** START OF MATERIAL TO PROCESS **
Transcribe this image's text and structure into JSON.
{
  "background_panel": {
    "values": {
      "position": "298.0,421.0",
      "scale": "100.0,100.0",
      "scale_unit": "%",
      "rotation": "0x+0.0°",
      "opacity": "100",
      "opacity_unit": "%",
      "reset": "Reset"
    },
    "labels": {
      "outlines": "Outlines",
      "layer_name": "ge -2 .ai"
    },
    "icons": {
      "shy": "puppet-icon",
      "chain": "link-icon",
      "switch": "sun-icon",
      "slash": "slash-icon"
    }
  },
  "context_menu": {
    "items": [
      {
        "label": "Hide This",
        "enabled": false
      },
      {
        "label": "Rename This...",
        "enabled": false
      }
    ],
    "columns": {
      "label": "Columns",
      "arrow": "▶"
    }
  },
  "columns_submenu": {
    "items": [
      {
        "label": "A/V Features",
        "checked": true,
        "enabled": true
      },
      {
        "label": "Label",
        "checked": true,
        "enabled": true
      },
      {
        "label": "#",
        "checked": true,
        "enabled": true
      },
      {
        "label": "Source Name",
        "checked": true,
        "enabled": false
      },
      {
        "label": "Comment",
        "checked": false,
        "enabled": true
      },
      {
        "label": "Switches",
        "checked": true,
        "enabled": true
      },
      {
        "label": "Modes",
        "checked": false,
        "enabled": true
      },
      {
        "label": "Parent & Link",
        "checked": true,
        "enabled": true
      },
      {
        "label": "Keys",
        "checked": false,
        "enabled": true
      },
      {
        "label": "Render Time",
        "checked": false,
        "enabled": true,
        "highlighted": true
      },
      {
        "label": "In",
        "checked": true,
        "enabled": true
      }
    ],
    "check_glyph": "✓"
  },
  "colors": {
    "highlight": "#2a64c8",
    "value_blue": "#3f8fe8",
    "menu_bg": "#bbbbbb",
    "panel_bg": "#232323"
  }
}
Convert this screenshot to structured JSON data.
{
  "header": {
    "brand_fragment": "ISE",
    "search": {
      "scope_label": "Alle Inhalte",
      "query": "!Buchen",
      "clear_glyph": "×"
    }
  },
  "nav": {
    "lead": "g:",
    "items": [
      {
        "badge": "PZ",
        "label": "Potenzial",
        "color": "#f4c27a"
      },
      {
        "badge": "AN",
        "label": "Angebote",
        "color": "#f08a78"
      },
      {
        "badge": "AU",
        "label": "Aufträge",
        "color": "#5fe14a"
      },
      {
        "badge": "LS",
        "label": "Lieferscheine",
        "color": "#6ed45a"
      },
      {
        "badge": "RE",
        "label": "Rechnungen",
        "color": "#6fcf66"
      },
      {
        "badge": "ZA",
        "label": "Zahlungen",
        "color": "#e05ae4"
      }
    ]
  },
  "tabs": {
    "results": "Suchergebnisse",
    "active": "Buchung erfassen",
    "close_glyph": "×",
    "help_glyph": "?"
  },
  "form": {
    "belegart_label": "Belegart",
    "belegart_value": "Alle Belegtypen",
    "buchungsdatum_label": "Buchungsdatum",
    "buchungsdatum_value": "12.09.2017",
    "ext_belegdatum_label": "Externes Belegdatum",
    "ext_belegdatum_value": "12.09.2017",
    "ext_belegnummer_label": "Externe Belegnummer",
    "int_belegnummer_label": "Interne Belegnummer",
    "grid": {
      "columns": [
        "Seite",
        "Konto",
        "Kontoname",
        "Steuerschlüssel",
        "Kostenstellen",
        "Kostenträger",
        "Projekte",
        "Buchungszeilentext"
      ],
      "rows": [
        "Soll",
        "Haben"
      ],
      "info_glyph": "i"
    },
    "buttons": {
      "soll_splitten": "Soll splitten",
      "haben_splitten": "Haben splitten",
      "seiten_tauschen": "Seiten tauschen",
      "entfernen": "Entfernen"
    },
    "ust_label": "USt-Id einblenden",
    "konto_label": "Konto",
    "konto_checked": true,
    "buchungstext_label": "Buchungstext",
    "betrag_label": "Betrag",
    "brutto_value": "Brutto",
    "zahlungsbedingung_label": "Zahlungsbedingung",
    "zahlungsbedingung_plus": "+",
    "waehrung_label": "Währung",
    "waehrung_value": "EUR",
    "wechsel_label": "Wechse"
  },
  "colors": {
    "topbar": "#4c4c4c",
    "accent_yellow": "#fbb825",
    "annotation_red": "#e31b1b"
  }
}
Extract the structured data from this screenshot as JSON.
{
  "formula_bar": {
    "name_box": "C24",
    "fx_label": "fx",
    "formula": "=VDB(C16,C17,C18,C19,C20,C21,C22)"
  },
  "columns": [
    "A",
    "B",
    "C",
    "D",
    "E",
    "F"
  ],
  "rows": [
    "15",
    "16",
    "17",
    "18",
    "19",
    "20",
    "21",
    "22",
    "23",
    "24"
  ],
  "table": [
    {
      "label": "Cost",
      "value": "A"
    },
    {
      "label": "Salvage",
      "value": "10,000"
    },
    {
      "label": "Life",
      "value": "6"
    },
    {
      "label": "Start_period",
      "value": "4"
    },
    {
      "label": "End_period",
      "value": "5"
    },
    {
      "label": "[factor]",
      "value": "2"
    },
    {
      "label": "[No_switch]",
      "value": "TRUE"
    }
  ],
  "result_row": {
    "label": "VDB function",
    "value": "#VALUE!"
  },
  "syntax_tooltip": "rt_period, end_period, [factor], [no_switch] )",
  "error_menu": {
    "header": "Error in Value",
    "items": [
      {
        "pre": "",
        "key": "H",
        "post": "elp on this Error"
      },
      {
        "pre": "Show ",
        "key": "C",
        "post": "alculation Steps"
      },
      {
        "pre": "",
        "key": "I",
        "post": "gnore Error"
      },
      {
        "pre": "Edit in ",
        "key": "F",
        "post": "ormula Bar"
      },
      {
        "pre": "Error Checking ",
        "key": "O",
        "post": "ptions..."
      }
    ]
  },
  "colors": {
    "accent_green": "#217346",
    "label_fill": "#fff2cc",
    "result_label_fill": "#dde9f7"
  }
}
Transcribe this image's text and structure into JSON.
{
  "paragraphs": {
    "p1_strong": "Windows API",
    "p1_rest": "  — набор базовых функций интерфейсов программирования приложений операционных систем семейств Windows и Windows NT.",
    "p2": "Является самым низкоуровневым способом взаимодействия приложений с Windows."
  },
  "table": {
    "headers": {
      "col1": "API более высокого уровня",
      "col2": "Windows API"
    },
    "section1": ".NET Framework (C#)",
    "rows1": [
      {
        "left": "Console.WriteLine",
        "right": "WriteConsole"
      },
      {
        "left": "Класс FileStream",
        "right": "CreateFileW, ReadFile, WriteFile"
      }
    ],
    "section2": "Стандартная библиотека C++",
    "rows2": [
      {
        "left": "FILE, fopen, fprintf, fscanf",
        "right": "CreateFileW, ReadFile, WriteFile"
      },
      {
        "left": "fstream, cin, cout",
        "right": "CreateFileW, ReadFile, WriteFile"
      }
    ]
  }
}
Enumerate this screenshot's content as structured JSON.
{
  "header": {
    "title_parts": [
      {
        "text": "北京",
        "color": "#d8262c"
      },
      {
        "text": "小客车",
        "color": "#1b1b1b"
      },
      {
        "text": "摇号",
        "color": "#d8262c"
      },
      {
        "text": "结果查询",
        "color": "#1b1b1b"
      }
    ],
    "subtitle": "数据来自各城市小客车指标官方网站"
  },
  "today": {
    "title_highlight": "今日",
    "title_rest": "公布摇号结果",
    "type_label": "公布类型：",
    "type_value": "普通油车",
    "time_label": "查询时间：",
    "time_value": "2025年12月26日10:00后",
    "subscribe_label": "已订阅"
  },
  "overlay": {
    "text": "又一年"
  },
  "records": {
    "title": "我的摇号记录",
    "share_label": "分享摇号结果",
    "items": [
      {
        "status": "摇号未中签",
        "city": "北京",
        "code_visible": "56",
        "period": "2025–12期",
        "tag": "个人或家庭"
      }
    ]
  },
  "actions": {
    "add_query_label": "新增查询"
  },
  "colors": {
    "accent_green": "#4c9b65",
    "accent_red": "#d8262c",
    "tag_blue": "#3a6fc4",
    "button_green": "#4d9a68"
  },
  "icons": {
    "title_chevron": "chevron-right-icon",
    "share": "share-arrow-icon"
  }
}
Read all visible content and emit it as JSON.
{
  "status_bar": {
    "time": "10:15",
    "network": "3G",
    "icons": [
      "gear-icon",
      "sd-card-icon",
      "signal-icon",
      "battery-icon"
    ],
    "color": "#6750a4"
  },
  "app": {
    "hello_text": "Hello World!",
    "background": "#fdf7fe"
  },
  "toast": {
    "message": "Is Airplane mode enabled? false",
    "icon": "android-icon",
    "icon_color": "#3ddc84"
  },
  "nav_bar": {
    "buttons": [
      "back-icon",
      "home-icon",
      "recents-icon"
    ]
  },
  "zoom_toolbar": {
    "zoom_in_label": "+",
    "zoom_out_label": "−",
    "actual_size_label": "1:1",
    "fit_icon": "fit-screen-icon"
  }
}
** END OF MATERIAL TO PROCESS **
**EXERCISE GOAL**: Isolate each line of the listing above that includes "content". Copy it.

**EXPECTED ANSWER**:
Enumerate this screenshot's content as structured JSON.
Read all visible content and emit it as JSON.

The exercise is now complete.